## EXERCISE INPUT
++++++++

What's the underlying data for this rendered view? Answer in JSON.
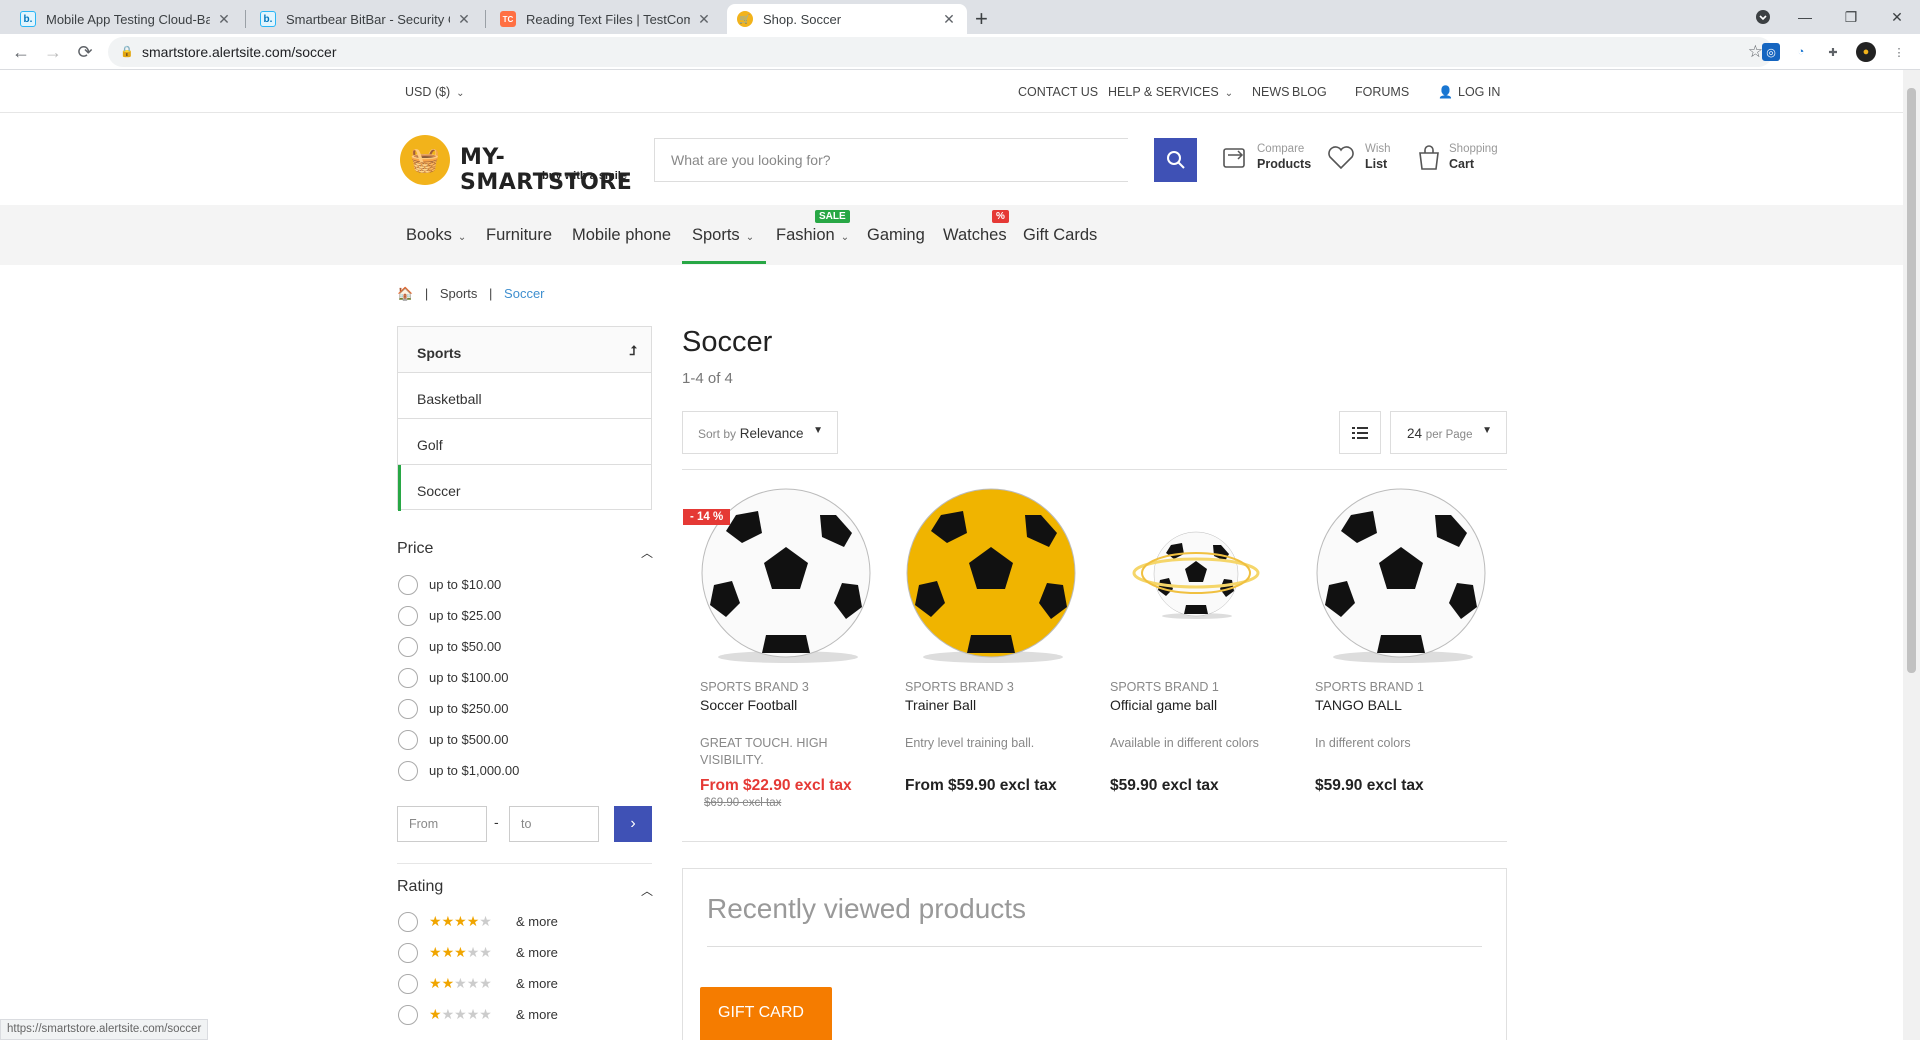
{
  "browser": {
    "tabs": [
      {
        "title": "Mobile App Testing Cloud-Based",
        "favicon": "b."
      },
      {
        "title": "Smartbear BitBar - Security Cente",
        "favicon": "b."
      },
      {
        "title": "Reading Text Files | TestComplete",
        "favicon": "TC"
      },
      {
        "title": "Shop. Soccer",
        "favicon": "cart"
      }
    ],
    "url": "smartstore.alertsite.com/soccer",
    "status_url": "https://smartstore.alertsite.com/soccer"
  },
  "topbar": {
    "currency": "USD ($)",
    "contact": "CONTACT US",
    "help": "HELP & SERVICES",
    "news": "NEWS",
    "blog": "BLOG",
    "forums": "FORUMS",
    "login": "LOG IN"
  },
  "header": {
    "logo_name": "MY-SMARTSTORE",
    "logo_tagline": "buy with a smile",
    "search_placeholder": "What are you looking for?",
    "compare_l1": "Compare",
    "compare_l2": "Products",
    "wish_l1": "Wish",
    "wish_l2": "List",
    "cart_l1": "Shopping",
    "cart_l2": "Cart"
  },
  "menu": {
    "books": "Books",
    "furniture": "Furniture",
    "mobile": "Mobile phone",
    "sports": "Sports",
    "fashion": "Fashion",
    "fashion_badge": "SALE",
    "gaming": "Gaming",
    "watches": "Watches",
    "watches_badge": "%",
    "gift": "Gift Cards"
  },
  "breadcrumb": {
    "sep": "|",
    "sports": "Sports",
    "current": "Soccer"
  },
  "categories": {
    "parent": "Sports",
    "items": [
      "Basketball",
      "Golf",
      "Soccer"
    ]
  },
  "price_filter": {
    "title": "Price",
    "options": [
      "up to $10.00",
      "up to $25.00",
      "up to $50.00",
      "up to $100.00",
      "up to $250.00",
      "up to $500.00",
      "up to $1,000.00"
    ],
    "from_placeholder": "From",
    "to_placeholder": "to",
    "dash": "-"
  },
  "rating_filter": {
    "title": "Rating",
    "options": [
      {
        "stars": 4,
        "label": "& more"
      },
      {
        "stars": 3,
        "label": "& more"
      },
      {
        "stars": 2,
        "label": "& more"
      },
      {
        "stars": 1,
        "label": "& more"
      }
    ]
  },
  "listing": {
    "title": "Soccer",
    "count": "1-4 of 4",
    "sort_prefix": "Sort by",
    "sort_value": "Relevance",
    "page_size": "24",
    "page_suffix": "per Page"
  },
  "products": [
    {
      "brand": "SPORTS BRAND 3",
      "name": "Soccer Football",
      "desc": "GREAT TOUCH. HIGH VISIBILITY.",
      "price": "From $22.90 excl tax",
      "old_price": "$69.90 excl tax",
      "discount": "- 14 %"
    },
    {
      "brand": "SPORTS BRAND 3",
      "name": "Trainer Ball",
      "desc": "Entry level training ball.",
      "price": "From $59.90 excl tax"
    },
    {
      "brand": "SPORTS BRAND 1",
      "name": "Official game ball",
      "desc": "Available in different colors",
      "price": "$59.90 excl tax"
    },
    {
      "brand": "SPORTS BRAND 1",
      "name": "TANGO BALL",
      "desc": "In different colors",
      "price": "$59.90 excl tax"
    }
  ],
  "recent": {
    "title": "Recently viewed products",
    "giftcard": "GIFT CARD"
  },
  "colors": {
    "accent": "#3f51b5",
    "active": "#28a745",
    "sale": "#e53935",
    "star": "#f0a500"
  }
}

++++++++

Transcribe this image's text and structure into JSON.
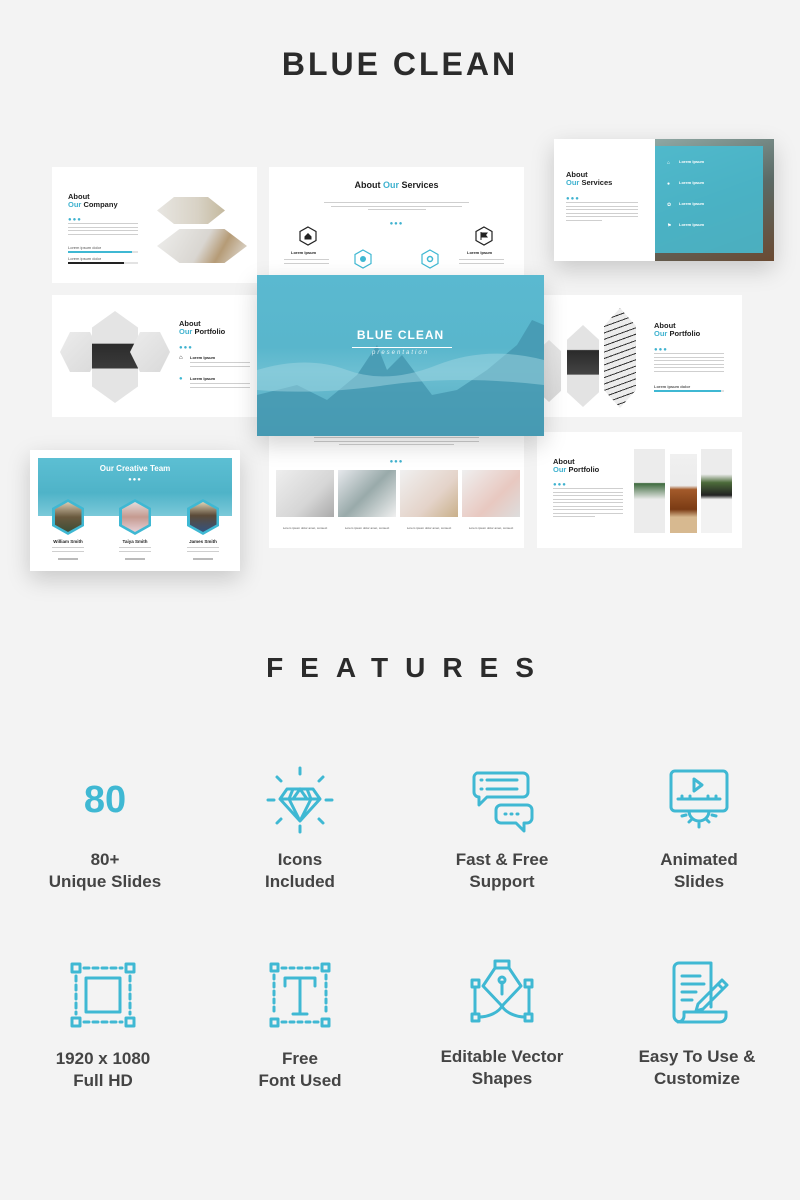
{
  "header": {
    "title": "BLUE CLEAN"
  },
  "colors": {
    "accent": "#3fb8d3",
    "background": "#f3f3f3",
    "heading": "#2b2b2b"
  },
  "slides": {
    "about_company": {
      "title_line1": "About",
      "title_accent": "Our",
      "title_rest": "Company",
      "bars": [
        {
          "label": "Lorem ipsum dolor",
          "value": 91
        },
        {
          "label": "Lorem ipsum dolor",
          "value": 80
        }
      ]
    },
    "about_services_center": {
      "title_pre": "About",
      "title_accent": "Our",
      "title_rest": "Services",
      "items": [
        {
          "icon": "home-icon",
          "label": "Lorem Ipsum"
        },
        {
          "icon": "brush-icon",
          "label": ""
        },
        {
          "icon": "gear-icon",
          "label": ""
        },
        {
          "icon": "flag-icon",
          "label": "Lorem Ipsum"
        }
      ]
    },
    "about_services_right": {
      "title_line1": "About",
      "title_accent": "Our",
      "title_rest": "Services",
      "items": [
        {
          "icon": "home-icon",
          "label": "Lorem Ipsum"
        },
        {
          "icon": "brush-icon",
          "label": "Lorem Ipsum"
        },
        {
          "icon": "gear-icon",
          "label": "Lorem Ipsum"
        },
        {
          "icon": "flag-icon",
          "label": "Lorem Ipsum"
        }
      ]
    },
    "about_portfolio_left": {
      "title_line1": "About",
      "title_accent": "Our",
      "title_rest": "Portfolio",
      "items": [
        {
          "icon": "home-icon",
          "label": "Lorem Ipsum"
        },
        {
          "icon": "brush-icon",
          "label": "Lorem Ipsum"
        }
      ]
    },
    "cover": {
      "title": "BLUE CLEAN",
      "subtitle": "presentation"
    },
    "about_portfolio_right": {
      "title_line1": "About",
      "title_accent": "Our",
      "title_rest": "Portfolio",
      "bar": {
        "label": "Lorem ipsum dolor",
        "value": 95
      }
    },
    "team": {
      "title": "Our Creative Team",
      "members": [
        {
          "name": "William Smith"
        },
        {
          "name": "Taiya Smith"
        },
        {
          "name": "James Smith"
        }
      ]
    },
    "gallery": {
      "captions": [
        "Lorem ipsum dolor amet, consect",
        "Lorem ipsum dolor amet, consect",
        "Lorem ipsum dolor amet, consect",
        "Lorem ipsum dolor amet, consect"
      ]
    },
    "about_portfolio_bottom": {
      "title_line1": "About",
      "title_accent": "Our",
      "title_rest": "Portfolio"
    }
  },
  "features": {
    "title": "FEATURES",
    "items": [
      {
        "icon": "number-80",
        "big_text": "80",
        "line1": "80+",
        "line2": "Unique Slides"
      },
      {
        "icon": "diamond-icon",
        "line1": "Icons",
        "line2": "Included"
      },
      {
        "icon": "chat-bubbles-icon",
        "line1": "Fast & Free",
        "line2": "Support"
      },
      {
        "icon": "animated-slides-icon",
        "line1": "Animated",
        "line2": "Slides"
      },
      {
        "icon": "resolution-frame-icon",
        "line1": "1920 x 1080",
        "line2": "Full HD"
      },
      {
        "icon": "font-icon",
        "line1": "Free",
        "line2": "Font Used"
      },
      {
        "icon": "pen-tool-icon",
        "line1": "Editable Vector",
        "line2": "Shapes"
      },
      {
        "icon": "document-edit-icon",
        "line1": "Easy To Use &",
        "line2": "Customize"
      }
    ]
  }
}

++++++++

## GIVEN EXERCISE
Go through the material above and count the lines that contain "What"; answer with the number alone.

## EXERCISE RESULT
2